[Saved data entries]

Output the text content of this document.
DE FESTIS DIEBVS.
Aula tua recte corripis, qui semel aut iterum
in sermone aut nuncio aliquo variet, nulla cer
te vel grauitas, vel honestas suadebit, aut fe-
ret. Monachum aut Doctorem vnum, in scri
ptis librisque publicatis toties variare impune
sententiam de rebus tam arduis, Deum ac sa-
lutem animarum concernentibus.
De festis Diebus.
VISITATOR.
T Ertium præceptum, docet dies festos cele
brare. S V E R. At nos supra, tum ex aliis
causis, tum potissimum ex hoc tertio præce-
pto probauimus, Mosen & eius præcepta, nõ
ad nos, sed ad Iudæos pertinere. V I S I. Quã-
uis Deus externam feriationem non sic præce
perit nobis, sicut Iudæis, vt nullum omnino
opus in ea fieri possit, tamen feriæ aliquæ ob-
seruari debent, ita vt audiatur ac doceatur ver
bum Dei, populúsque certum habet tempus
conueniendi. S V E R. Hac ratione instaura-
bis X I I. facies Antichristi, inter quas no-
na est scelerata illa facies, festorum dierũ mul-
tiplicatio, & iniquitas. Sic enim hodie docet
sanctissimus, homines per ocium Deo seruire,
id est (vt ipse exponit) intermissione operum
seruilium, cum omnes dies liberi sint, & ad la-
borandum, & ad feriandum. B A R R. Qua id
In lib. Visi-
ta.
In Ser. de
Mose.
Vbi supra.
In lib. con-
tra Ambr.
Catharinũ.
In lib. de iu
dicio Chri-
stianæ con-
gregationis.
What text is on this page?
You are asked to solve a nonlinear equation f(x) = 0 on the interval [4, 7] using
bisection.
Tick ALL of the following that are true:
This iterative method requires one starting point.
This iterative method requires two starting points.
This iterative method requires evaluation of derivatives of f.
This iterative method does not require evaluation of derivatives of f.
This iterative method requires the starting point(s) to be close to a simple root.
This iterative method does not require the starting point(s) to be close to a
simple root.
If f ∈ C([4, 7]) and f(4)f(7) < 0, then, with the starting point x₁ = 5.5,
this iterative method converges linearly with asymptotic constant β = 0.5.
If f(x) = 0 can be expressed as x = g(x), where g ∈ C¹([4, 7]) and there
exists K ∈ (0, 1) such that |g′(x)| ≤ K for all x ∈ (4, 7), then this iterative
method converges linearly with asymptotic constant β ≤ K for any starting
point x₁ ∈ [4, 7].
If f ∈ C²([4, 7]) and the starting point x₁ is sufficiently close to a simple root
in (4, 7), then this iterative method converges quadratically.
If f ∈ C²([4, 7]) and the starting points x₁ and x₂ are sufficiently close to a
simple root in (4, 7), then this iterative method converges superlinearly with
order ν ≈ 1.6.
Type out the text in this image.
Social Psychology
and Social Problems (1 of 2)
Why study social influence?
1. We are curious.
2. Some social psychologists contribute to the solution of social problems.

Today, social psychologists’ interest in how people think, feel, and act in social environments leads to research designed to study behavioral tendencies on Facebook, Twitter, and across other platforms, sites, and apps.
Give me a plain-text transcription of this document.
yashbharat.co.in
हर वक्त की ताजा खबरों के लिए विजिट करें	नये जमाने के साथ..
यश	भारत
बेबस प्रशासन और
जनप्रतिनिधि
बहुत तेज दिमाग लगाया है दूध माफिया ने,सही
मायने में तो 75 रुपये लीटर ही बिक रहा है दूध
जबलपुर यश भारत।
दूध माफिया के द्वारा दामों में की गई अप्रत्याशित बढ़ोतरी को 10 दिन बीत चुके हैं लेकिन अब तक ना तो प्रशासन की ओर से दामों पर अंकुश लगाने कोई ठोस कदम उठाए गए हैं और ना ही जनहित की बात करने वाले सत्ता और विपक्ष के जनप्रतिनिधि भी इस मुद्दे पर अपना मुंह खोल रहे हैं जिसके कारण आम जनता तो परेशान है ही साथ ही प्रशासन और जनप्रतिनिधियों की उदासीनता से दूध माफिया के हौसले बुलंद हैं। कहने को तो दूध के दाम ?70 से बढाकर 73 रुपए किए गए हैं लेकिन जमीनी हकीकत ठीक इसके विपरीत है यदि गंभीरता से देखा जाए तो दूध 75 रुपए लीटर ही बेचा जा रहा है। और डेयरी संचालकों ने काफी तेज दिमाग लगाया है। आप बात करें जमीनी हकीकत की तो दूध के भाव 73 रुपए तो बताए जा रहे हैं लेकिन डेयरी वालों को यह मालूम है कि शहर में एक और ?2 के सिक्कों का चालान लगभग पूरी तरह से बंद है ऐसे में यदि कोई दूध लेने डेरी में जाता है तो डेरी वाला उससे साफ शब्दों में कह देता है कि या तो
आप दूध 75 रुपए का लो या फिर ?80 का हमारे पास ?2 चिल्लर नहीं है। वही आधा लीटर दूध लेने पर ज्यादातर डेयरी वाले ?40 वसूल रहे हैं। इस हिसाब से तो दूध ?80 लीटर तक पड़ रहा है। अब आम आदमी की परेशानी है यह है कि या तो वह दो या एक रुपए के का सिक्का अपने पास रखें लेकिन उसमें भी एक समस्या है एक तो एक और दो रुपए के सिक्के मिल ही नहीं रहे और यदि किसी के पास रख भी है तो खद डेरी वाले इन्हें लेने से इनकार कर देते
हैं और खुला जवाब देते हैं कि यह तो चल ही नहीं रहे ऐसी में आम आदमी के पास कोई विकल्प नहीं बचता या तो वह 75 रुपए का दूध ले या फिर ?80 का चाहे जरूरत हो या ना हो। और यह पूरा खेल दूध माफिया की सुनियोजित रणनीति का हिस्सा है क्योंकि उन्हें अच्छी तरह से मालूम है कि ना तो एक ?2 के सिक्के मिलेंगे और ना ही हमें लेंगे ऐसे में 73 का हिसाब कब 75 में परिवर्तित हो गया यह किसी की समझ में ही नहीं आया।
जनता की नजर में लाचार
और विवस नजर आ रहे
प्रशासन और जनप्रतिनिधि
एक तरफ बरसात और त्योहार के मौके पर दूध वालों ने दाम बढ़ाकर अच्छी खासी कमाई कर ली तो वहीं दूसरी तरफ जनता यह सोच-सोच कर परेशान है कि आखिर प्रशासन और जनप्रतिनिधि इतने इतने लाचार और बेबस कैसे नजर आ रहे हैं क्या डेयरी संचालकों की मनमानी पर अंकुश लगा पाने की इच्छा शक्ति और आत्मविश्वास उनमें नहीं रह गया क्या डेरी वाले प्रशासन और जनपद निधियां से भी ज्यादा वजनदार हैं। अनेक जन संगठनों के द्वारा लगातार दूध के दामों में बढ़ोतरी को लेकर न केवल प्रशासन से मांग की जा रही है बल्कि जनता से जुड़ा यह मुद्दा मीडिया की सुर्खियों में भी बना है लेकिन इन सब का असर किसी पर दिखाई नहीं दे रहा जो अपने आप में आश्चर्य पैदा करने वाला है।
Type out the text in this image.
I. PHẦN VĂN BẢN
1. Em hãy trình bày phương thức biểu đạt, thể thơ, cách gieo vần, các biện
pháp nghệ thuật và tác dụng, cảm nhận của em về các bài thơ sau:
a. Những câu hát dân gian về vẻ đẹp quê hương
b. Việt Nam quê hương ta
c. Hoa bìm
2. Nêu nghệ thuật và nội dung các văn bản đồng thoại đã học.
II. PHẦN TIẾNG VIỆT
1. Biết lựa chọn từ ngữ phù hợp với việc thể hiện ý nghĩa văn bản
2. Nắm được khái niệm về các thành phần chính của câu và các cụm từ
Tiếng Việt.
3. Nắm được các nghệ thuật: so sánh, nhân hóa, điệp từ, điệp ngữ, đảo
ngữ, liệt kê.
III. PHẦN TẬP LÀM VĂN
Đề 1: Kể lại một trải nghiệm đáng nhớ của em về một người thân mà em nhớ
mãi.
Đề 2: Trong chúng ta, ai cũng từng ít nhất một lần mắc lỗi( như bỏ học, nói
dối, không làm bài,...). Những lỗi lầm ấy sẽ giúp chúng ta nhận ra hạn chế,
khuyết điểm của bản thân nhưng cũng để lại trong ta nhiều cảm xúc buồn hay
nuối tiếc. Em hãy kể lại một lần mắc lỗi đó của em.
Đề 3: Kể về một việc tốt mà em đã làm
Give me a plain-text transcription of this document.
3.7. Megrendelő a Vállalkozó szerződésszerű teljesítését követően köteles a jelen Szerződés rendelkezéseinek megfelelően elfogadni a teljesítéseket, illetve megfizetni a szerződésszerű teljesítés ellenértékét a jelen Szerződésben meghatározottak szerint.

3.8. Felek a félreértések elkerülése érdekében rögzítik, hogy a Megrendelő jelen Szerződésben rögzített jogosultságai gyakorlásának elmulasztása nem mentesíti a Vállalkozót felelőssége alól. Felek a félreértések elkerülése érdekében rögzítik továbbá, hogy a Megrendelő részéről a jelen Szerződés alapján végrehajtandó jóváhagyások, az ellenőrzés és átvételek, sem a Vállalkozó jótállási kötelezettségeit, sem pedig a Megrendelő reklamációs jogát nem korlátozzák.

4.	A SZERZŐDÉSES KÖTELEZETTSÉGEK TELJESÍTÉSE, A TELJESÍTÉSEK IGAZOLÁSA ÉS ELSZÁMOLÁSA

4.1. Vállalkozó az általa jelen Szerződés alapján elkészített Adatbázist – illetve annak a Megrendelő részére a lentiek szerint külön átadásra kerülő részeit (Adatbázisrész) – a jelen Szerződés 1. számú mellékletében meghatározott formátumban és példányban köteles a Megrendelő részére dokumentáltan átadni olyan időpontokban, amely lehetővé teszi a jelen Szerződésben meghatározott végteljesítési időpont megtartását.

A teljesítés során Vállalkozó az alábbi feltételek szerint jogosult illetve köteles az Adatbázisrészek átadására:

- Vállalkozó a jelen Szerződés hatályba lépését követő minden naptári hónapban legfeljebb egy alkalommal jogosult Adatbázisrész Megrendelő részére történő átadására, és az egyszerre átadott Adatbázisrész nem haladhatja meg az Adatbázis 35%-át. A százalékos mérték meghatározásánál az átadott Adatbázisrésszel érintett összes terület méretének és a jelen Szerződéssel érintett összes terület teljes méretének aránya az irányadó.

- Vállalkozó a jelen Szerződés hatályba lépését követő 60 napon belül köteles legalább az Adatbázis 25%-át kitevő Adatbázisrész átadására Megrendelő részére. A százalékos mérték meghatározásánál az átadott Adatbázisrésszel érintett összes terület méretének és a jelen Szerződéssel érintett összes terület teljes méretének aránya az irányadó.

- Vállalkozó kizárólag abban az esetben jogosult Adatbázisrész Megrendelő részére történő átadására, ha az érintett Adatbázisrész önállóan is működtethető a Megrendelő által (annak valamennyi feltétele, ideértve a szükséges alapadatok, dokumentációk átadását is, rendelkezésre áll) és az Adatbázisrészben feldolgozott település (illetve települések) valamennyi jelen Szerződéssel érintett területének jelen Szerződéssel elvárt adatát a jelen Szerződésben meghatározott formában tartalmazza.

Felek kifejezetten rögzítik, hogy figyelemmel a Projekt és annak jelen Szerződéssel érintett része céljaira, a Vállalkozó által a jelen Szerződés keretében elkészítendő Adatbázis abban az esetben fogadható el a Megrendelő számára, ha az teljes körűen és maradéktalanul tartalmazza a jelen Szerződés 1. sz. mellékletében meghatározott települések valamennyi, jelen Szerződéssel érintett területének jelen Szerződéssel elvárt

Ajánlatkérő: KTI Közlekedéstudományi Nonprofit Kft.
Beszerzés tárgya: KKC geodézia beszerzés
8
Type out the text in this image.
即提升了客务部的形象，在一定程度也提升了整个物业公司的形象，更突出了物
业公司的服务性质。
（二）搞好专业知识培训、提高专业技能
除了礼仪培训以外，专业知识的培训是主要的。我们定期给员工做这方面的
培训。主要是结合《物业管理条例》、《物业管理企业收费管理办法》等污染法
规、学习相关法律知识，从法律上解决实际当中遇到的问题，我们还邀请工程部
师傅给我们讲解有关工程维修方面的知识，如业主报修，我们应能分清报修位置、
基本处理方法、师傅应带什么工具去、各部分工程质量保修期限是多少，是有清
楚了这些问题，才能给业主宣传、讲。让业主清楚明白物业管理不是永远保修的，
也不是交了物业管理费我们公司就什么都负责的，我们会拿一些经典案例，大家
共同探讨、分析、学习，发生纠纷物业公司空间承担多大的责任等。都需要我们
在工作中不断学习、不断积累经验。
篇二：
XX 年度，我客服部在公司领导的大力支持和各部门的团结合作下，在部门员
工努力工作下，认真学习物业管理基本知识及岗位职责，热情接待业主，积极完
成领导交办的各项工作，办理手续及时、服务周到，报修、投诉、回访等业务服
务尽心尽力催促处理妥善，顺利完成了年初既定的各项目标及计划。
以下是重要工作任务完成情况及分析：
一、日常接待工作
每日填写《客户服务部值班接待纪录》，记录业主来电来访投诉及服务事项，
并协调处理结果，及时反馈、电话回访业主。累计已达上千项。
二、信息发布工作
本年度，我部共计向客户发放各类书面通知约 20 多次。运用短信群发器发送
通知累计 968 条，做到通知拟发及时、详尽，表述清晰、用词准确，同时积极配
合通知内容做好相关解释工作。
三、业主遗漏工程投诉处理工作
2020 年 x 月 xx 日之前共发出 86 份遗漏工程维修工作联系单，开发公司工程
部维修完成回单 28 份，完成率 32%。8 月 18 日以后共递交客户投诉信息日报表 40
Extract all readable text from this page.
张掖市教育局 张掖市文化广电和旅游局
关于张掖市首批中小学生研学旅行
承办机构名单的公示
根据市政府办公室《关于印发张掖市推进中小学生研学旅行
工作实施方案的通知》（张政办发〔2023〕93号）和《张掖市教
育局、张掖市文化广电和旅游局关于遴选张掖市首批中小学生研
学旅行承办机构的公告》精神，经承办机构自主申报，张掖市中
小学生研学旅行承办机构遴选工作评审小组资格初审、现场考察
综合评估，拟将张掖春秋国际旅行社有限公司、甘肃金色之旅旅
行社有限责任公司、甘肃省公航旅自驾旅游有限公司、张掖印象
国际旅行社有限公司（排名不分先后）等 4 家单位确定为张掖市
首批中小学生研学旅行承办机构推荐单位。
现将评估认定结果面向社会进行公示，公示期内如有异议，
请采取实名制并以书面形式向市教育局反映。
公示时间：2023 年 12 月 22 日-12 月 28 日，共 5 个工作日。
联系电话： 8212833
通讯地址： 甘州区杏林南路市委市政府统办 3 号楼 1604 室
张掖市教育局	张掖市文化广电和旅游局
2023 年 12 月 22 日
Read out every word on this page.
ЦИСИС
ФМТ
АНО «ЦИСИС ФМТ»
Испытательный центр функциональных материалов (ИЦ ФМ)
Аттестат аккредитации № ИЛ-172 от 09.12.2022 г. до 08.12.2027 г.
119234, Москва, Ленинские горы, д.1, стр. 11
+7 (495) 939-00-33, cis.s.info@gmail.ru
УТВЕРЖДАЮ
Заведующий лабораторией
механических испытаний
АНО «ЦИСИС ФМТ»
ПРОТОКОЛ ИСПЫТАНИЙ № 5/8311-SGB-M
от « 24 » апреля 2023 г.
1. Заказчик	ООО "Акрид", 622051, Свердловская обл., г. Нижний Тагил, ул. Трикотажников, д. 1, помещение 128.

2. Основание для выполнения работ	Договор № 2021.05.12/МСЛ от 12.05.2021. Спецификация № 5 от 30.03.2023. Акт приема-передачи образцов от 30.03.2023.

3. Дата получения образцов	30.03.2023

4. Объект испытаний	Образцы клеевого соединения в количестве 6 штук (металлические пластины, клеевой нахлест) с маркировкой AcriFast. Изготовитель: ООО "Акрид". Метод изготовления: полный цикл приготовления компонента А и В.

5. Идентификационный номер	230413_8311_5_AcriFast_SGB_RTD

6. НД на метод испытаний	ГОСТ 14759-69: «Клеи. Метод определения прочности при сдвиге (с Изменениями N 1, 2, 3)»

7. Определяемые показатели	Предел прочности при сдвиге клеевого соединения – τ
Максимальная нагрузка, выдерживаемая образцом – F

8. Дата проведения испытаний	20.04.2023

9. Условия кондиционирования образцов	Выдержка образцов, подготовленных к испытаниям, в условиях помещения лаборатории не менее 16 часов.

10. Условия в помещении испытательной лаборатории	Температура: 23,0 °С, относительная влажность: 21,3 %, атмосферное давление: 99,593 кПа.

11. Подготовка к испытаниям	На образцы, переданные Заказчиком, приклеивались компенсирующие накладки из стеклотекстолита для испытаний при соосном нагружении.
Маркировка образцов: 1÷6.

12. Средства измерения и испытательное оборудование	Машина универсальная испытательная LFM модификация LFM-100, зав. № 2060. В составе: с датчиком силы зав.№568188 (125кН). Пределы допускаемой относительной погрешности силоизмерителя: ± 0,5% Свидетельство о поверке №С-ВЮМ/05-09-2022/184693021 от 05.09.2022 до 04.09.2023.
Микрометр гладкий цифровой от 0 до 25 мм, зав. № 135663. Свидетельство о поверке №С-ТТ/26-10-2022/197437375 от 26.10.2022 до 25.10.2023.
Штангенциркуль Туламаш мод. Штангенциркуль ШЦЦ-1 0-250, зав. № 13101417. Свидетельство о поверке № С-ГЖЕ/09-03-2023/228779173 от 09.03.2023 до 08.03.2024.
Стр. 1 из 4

What is required:
Copy every single line of the material above that holds "mérték".

Response:
- Vállalkozó a jelen Szerződés hatályba lépését követő minden naptári hónapban legfeljebb egy alkalommal jogosult Adatbázisrész Megrendelő részére történő átadására, és az egyszerre átadott Adatbázisrész nem haladhatja meg az Adatbázis 35%-át. A százalékos mérték meghatározásánál az átadott Adatbázisrésszel érintett összes terület méretének és a jelen Szerződéssel érintett összes terület teljes méretének aránya az irányadó.
- Vállalkozó a jelen Szerződés hatályba lépését követő 60 napon belül köteles legalább az Adatbázis 25%-át kitevő Adatbázisrész átadására Megrendelő részére. A százalékos mérték meghatározásánál az átadott Adatbázisrésszel érintett összes terület méretének és a jelen Szerződéssel érintett összes terület teljes méretének aránya az irányadó.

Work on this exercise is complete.